What you need to do:
Go through the material below and report how many lines contain "ENTREGAR". Give only the number.

--- START OF Exercise input ---

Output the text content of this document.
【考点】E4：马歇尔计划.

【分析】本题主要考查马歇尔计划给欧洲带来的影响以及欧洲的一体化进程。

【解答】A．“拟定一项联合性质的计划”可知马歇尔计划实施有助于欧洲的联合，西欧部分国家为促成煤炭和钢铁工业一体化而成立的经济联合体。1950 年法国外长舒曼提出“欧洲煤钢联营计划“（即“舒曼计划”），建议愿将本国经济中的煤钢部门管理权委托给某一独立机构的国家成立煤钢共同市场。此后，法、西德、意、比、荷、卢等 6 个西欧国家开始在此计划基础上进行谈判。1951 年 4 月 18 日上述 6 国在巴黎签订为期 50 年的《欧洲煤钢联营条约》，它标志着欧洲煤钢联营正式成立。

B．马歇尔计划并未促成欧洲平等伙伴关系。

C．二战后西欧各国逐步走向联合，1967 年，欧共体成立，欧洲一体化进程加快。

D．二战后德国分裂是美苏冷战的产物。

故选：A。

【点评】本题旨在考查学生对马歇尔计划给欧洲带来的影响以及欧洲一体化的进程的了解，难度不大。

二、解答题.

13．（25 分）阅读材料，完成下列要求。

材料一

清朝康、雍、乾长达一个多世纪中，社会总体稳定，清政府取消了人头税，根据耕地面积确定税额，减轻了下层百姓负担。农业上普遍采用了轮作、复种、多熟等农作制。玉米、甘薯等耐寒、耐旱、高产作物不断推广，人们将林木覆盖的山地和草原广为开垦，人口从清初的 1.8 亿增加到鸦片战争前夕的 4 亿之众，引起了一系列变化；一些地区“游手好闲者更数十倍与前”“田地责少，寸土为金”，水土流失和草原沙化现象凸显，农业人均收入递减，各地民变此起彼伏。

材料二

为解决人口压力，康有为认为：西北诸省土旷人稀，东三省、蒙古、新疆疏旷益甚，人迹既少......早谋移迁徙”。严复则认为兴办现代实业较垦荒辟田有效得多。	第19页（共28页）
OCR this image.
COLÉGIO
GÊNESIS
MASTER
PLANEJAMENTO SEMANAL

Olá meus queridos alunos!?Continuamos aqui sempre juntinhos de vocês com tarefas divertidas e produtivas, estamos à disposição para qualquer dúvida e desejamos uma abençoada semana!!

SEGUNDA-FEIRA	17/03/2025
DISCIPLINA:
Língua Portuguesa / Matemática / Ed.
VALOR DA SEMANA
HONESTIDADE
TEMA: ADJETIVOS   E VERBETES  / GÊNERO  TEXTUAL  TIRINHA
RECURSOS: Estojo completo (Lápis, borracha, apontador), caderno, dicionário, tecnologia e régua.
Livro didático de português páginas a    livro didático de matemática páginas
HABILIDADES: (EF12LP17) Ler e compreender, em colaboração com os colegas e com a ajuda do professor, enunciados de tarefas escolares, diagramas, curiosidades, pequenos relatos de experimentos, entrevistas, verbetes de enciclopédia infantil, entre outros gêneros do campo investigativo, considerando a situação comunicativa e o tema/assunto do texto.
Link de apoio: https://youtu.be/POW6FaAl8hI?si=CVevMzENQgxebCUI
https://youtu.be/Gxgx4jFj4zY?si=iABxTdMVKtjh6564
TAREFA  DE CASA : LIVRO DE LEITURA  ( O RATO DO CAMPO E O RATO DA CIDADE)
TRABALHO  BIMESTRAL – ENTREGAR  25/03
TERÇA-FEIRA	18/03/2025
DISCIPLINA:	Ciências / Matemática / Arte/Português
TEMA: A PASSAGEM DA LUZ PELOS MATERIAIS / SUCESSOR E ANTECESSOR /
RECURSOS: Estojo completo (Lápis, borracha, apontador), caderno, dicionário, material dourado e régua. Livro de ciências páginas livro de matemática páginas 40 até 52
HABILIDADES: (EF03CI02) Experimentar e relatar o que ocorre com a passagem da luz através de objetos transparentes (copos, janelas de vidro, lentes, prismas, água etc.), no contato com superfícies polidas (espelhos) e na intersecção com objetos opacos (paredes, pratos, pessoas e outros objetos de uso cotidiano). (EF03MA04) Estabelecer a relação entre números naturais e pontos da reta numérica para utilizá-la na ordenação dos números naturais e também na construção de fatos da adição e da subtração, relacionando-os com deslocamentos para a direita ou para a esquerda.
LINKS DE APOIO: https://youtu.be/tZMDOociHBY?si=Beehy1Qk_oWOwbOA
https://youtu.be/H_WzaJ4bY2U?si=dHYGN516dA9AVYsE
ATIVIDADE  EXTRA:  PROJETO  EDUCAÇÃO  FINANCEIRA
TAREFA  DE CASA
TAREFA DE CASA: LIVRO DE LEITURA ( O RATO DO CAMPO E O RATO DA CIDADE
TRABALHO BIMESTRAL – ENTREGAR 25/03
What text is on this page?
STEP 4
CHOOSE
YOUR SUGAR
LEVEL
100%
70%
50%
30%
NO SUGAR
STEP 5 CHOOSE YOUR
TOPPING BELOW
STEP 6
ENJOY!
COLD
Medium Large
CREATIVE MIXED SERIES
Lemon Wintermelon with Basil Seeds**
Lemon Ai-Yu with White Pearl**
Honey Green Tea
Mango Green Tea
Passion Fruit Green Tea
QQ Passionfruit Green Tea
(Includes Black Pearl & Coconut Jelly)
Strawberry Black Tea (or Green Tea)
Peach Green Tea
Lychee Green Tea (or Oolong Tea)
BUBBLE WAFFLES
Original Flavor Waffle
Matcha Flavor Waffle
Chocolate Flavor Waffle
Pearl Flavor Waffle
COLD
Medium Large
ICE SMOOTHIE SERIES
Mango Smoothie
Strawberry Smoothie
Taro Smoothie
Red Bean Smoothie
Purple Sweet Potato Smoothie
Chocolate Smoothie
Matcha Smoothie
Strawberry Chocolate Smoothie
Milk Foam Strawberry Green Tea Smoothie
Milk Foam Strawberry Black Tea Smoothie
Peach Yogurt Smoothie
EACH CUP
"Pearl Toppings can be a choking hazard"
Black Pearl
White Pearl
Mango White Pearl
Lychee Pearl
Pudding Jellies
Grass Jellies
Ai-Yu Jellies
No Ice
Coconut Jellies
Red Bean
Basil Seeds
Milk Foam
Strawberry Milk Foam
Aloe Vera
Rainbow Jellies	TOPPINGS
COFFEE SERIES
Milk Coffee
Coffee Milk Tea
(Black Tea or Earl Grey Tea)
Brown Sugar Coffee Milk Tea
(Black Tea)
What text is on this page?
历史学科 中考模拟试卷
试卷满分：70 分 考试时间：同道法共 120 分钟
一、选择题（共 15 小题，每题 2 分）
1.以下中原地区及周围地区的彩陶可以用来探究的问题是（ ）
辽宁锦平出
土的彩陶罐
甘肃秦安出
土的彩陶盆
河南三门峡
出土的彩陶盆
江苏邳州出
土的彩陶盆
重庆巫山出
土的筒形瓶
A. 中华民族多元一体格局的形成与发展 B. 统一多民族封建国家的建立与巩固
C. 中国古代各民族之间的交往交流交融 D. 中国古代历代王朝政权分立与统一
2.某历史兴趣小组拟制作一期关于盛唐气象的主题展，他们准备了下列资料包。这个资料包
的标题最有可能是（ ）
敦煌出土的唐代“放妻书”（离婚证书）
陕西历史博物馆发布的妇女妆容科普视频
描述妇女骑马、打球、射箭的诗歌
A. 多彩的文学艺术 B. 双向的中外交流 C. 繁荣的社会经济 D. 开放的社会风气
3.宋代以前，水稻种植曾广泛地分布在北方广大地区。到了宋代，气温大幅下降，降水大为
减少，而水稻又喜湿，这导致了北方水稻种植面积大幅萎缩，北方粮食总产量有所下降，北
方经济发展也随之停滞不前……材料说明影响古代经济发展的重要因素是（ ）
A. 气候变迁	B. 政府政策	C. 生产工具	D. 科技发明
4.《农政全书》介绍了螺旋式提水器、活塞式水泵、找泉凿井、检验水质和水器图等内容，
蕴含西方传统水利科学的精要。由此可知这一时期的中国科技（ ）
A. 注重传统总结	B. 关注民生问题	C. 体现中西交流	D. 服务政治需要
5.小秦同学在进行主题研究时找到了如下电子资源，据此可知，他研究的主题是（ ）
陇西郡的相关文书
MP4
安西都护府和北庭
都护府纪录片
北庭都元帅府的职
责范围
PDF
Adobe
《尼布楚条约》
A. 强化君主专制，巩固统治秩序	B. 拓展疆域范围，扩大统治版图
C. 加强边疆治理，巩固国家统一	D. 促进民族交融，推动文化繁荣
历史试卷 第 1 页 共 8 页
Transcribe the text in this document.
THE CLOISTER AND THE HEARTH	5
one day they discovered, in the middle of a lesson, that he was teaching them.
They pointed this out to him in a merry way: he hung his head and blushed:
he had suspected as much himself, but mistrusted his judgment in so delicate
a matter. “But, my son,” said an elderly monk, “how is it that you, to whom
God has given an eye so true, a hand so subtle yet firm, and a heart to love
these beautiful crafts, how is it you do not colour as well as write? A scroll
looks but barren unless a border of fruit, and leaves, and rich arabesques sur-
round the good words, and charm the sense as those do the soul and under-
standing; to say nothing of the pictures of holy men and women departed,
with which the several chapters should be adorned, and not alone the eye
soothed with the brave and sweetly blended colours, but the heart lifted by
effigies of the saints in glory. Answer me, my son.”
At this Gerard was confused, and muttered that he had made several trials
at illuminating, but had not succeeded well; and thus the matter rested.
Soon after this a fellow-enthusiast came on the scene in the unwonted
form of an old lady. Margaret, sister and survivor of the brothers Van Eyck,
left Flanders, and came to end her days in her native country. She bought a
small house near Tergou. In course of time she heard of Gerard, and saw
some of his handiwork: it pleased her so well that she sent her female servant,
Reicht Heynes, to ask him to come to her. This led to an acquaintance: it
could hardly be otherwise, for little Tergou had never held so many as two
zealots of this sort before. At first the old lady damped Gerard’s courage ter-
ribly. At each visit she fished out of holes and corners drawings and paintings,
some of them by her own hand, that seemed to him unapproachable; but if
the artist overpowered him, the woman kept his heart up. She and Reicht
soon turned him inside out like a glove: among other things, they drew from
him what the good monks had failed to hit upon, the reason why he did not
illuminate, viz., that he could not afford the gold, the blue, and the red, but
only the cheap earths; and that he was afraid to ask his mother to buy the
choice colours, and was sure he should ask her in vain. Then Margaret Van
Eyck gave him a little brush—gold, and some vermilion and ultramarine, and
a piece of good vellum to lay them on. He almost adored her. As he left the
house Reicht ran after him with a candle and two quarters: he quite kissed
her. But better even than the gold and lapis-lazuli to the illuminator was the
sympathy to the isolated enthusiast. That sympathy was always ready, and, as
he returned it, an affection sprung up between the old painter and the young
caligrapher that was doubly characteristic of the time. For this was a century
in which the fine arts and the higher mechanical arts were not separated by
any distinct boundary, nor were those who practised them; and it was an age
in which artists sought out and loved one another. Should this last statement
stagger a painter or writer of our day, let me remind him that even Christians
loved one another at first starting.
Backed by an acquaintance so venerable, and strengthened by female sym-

--- END OF Exercise input ---

Solution to the problem:
2